* _Exercise description_
Identify the lines bearing the string "JSON" and gather them.

* _Record list_
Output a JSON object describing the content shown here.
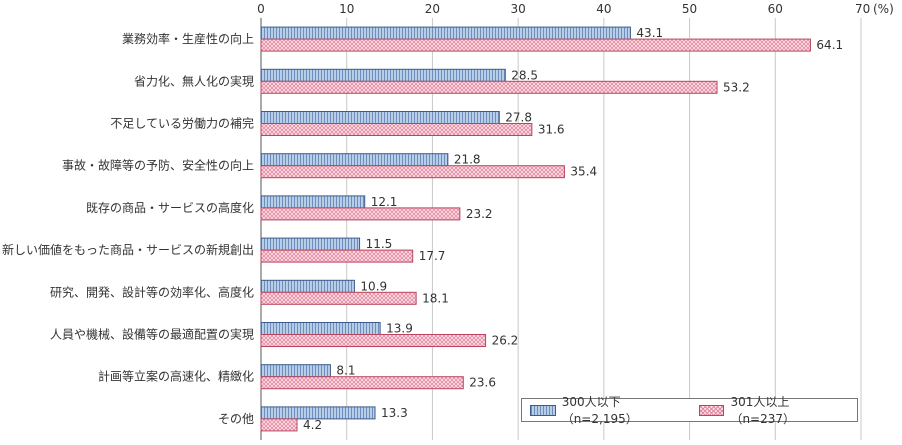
{
  "chart_data": {
    "type": "bar",
    "orientation": "horizontal",
    "unit_label": "(%)",
    "xlim": [
      0,
      70
    ],
    "ticks": [
      0,
      10,
      20,
      30,
      40,
      50,
      60,
      70
    ],
    "grid": true,
    "legend_position": "bottom-right",
    "categories": [
      "業務効率・生産性の向上",
      "省力化、無人化の実現",
      "不足している労働力の補完",
      "事故・故障等の予防、安全性の向上",
      "既存の商品・サービスの高度化",
      "新しい価値をもった商品・サービスの新規創出",
      "研究、開発、設計等の効率化、高度化",
      "人員や機械、設備等の最適配置の実現",
      "計画等立案の高速化、精緻化",
      "その他"
    ],
    "series": [
      {
        "name": "300人以下（n=2,195）",
        "color": "#b8cde6",
        "values": [
          43.1,
          28.5,
          27.8,
          21.8,
          12.1,
          11.5,
          10.9,
          13.9,
          8.1,
          13.3
        ]
      },
      {
        "name": "301人以上（n=237）",
        "color": "#fbe3ea",
        "values": [
          64.1,
          53.2,
          31.6,
          35.4,
          23.2,
          17.7,
          18.1,
          26.2,
          23.6,
          4.2
        ]
      }
    ]
  }
}
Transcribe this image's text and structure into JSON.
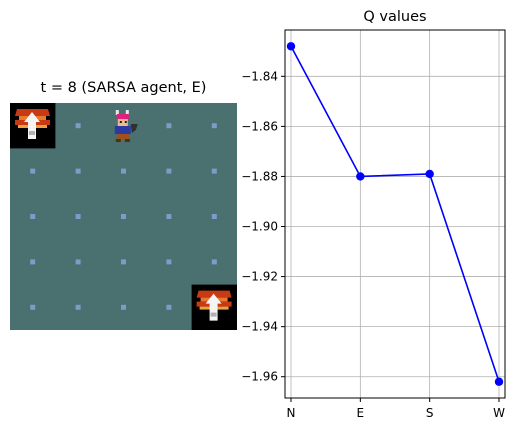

* _Result of this task_
Output a JSON object describing the content shown here.
Transcribe this image's text and structure into JSON.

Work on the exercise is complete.